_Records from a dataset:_
<<<<
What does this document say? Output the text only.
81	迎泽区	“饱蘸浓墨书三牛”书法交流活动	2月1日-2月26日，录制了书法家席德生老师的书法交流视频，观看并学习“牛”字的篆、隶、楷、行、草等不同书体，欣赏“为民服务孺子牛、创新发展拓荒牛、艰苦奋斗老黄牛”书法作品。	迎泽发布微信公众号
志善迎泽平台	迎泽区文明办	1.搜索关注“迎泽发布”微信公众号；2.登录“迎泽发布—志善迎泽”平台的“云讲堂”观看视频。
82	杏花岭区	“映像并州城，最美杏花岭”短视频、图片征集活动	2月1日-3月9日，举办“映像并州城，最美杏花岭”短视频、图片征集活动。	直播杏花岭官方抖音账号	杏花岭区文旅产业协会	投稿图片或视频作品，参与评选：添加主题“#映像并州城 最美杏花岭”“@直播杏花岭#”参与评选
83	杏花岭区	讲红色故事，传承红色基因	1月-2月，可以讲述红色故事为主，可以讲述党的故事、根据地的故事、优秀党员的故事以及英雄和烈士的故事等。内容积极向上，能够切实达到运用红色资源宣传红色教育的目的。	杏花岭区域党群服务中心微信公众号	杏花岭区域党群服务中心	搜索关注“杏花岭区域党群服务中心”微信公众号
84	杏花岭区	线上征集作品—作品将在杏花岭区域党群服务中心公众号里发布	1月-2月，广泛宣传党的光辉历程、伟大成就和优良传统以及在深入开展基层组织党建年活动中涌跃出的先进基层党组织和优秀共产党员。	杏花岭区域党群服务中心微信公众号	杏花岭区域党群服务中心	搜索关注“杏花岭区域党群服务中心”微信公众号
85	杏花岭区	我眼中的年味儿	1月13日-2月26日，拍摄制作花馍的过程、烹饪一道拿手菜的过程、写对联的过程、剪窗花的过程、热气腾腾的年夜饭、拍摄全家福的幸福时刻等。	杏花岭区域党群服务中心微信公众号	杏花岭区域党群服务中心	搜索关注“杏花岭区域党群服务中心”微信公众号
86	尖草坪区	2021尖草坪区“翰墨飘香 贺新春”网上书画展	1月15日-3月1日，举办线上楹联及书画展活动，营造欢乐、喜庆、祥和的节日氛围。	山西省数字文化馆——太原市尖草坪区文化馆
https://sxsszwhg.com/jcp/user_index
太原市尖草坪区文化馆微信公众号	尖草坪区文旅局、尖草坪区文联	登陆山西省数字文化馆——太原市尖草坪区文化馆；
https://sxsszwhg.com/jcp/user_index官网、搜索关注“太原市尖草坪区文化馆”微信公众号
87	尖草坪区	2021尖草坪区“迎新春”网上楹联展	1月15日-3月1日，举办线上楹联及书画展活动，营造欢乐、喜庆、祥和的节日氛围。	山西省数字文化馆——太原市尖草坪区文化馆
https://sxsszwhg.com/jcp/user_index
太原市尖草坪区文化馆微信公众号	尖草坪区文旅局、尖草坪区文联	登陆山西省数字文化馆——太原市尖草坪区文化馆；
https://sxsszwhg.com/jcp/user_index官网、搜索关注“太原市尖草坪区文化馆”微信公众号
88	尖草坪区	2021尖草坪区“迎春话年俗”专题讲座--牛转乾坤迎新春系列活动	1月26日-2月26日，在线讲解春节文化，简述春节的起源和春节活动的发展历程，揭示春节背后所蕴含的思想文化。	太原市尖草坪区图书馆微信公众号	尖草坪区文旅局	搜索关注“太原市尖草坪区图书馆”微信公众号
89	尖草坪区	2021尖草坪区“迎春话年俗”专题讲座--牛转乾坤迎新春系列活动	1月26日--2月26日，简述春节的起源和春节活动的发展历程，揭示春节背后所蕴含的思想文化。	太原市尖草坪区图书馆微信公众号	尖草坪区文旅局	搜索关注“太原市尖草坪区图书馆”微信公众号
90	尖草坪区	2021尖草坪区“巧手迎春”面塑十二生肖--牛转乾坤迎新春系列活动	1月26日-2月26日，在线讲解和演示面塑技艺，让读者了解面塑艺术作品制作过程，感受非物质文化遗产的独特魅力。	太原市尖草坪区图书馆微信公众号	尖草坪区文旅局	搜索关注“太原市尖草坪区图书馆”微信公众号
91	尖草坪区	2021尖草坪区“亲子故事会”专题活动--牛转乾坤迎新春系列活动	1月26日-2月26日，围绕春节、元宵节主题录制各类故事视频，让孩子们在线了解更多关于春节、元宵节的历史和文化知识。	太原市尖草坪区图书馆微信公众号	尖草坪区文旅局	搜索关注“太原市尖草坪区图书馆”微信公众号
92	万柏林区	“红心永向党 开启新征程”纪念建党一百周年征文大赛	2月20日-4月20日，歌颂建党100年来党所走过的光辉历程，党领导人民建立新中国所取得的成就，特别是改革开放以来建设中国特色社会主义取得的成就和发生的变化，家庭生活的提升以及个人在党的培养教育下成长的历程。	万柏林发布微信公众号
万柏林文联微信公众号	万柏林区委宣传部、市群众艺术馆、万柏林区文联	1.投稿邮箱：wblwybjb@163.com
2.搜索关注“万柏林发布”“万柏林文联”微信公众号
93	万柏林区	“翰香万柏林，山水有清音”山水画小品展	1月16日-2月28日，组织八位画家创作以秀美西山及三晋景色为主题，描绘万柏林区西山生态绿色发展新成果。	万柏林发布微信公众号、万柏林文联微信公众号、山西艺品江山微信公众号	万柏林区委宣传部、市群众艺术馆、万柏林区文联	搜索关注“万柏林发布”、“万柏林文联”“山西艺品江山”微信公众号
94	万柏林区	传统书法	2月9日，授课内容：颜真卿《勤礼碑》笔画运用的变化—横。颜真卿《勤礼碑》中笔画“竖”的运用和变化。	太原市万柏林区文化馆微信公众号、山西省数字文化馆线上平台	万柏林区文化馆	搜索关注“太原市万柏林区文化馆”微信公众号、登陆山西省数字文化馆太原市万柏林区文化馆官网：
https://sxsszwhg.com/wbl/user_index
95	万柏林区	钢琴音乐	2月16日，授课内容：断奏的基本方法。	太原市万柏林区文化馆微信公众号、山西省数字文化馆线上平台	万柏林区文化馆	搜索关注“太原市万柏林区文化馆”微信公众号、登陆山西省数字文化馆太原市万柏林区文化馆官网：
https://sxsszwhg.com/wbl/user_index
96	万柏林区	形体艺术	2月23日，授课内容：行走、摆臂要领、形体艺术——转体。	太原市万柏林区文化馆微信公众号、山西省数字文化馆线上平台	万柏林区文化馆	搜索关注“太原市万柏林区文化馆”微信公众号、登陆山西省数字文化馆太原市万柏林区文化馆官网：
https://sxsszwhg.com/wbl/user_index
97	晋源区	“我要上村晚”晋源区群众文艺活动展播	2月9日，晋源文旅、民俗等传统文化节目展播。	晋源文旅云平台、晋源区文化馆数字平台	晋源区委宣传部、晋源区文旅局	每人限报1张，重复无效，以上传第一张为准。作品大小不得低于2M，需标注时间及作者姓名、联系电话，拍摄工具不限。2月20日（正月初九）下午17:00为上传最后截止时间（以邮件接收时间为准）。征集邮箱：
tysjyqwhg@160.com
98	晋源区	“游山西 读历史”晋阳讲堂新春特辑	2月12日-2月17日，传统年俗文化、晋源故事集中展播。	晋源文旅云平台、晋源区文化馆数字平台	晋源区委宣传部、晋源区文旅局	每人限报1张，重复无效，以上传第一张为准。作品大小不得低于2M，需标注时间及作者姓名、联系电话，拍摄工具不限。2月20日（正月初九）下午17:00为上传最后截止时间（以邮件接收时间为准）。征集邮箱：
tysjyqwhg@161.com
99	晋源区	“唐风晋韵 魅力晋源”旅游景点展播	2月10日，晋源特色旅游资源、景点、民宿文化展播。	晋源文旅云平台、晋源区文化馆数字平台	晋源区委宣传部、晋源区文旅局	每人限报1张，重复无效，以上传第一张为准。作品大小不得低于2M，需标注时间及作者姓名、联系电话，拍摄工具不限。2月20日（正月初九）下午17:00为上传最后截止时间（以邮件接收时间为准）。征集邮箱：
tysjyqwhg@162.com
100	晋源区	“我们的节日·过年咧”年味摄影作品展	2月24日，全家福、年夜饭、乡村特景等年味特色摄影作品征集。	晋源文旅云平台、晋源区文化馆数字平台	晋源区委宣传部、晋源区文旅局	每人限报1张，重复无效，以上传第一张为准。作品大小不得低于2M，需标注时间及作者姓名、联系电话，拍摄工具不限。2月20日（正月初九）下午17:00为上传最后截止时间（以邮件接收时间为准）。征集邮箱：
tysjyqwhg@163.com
>>>>
Copy each line of the records containing the string "授课内容".

_Written solution:_
94	万柏林区	传统书法	2月9日，授课内容：颜真卿《勤礼碑》笔画运用的变化—横。颜真卿《勤礼碑》中笔画“竖”的运用和变化。	太原市万柏林区文化馆微信公众号、山西省数字文化馆线上平台	万柏林区文化馆	搜索关注“太原市万柏林区文化馆”微信公众号、登陆山西省数字文化馆太原市万柏林区文化馆官网：
95	万柏林区	钢琴音乐	2月16日，授课内容：断奏的基本方法。	太原市万柏林区文化馆微信公众号、山西省数字文化馆线上平台	万柏林区文化馆	搜索关注“太原市万柏林区文化馆”微信公众号、登陆山西省数字文化馆太原市万柏林区文化馆官网：
96	万柏林区	形体艺术	2月23日，授课内容：行走、摆臂要领、形体艺术——转体。	太原市万柏林区文化馆微信公众号、山西省数字文化馆线上平台	万柏林区文化馆	搜索关注“太原市万柏林区文化馆”微信公众号、登陆山西省数字文化馆太原市万柏林区文化馆官网：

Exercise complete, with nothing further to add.